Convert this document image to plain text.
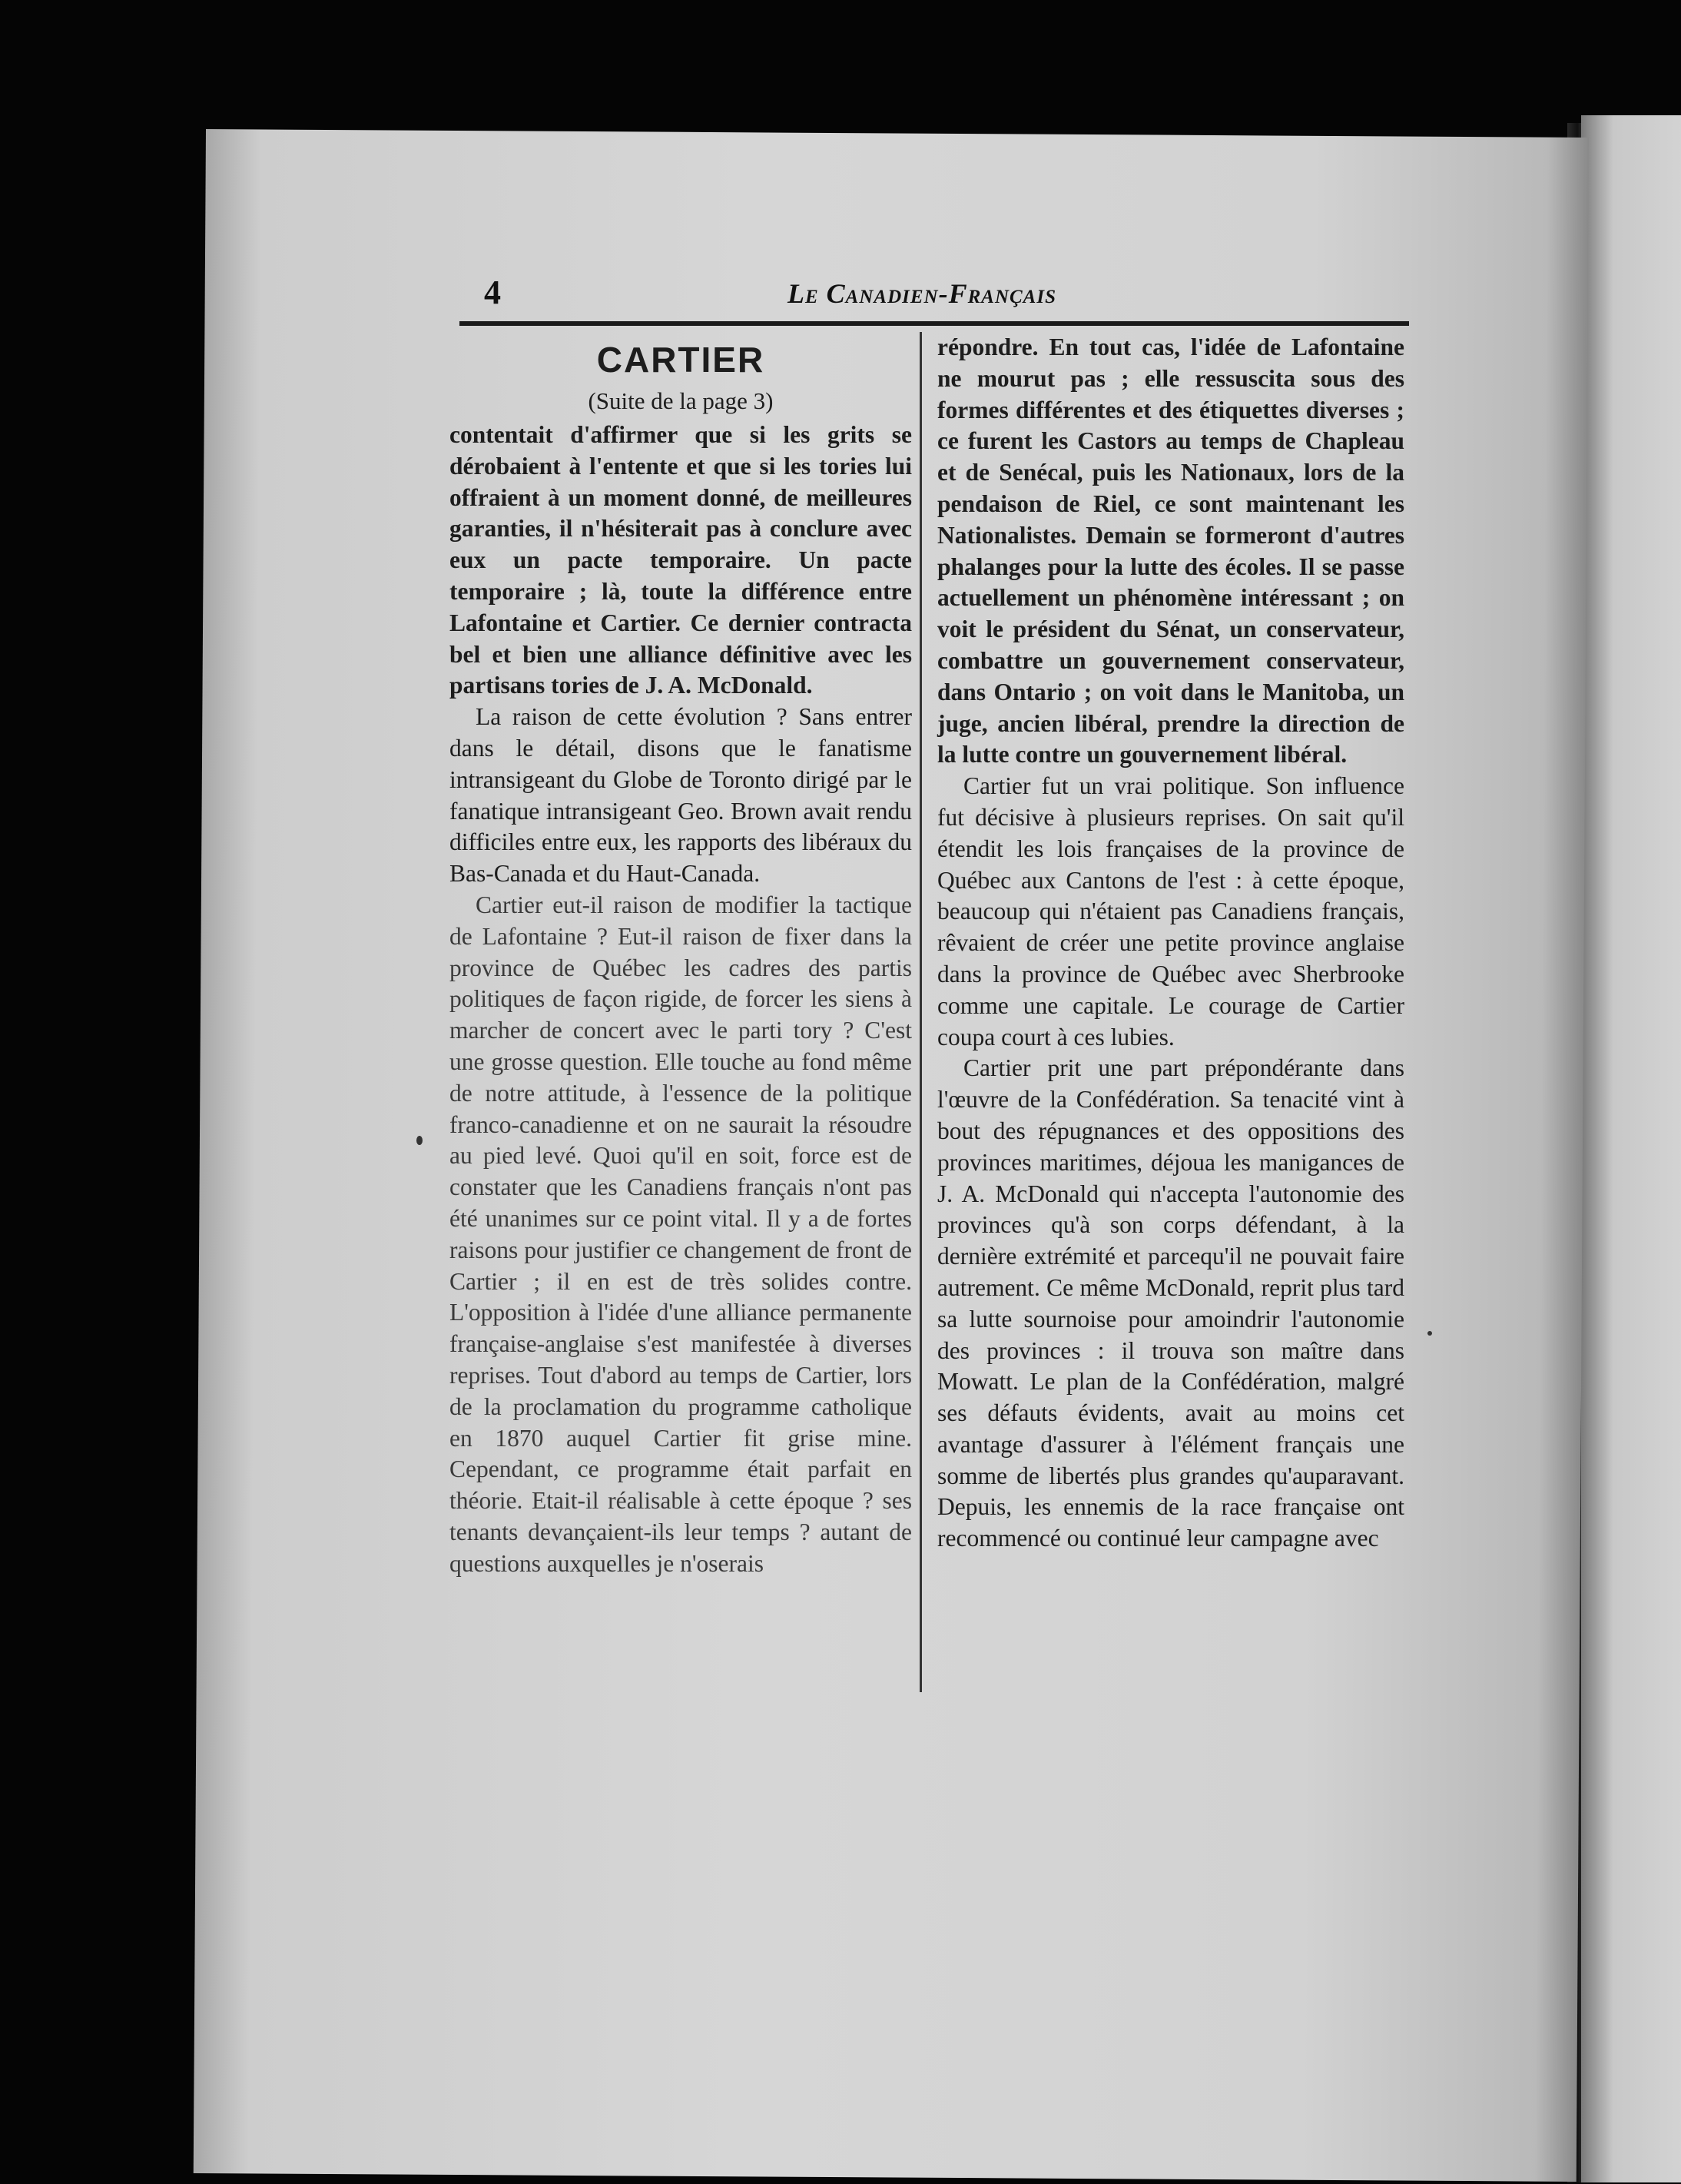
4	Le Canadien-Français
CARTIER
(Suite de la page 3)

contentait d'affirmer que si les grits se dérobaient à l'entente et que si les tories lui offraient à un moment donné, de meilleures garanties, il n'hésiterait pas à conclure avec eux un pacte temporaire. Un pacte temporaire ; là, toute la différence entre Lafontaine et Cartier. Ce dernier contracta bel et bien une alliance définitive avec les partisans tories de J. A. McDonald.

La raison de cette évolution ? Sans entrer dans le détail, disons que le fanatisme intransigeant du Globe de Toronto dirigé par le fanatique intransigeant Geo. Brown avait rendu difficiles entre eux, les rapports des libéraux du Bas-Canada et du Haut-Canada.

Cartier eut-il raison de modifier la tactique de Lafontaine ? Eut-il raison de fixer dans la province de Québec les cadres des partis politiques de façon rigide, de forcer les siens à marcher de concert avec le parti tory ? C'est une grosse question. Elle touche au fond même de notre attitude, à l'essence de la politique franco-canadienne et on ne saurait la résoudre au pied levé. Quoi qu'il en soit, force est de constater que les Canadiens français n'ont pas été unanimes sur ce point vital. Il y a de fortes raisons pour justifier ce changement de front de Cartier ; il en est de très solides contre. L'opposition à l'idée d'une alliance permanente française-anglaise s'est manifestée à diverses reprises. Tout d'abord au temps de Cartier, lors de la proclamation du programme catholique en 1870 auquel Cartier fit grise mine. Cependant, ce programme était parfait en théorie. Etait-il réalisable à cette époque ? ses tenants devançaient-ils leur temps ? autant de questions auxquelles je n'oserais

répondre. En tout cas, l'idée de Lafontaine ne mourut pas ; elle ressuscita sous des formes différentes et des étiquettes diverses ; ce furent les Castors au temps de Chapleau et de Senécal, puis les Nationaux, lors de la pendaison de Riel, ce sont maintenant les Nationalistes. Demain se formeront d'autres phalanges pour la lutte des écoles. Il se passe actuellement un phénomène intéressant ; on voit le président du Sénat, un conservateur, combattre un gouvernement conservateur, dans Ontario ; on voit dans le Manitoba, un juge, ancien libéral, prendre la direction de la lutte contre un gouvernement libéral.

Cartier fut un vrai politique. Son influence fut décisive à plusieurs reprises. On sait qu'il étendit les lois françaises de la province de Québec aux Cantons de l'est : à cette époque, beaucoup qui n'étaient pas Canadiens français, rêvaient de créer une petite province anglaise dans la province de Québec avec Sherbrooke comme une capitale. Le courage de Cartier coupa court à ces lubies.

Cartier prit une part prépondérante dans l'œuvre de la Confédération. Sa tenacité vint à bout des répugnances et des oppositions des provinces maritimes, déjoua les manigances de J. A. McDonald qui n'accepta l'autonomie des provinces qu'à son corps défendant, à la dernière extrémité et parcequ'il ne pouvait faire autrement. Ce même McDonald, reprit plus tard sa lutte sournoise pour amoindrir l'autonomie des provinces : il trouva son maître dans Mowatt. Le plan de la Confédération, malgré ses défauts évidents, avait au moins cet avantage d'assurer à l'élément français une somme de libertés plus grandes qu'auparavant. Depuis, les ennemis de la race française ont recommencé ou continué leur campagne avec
--*--
EXERCISE BRIEF | Repeat the records word for word. Any picture in them should be left out.

THE SOLUTION |
Convert this document image to plain text.
4	Le Canadien-Français
CARTIER
(Suite de la page 3)

contentait d'affirmer que si les grits se dérobaient à l'entente et que si les tories lui offraient à un moment donné, de meilleures garanties, il n'hésiterait pas à conclure avec eux un pacte temporaire. Un pacte temporaire ; là, toute la différence entre Lafontaine et Cartier. Ce dernier contracta bel et bien une alliance définitive avec les partisans tories de J. A. McDonald.

La raison de cette évolution ? Sans entrer dans le détail, disons que le fanatisme intransigeant du Globe de Toronto dirigé par le fanatique intransigeant Geo. Brown avait rendu difficiles entre eux, les rapports des libéraux du Bas-Canada et du Haut-Canada.

Cartier eut-il raison de modifier la tactique de Lafontaine ? Eut-il raison de fixer dans la province de Québec les cadres des partis politiques de façon rigide, de forcer les siens à marcher de concert avec le parti tory ? C'est une grosse question. Elle touche au fond même de notre attitude, à l'essence de la politique franco-canadienne et on ne saurait la résoudre au pied levé. Quoi qu'il en soit, force est de constater que les Canadiens français n'ont pas été unanimes sur ce point vital. Il y a de fortes raisons pour justifier ce changement de front de Cartier ; il en est de très solides contre. L'opposition à l'idée d'une alliance permanente française-anglaise s'est manifestée à diverses reprises. Tout d'abord au temps de Cartier, lors de la proclamation du programme catholique en 1870 auquel Cartier fit grise mine. Cependant, ce programme était parfait en théorie. Etait-il réalisable à cette époque ? ses tenants devançaient-ils leur temps ? autant de questions auxquelles je n'oserais

répondre. En tout cas, l'idée de Lafontaine ne mourut pas ; elle ressuscita sous des formes différentes et des étiquettes diverses ; ce furent les Castors au temps de Chapleau et de Senécal, puis les Nationaux, lors de la pendaison de Riel, ce sont maintenant les Nationalistes. Demain se formeront d'autres phalanges pour la lutte des écoles. Il se passe actuellement un phénomène intéressant ; on voit le président du Sénat, un conservateur, combattre un gouvernement conservateur, dans Ontario ; on voit dans le Manitoba, un juge, ancien libéral, prendre la direction de la lutte contre un gouvernement libéral.

Cartier fut un vrai politique. Son influence fut décisive à plusieurs reprises. On sait qu'il étendit les lois françaises de la province de Québec aux Cantons de l'est : à cette époque, beaucoup qui n'étaient pas Canadiens français, rêvaient de créer une petite province anglaise dans la province de Québec avec Sherbrooke comme une capitale. Le courage de Cartier coupa court à ces lubies.

Cartier prit une part prépondérante dans l'œuvre de la Confédération. Sa tenacité vint à bout des répugnances et des oppositions des provinces maritimes, déjoua les manigances de J. A. McDonald qui n'accepta l'autonomie des provinces qu'à son corps défendant, à la dernière extrémité et parcequ'il ne pouvait faire autrement. Ce même McDonald, reprit plus tard sa lutte sournoise pour amoindrir l'autonomie des provinces : il trouva son maître dans Mowatt. Le plan de la Confédération, malgré ses défauts évidents, avait au moins cet avantage d'assurer à l'élément français une somme de libertés plus grandes qu'auparavant. Depuis, les ennemis de la race française ont recommencé ou continué leur campagne avec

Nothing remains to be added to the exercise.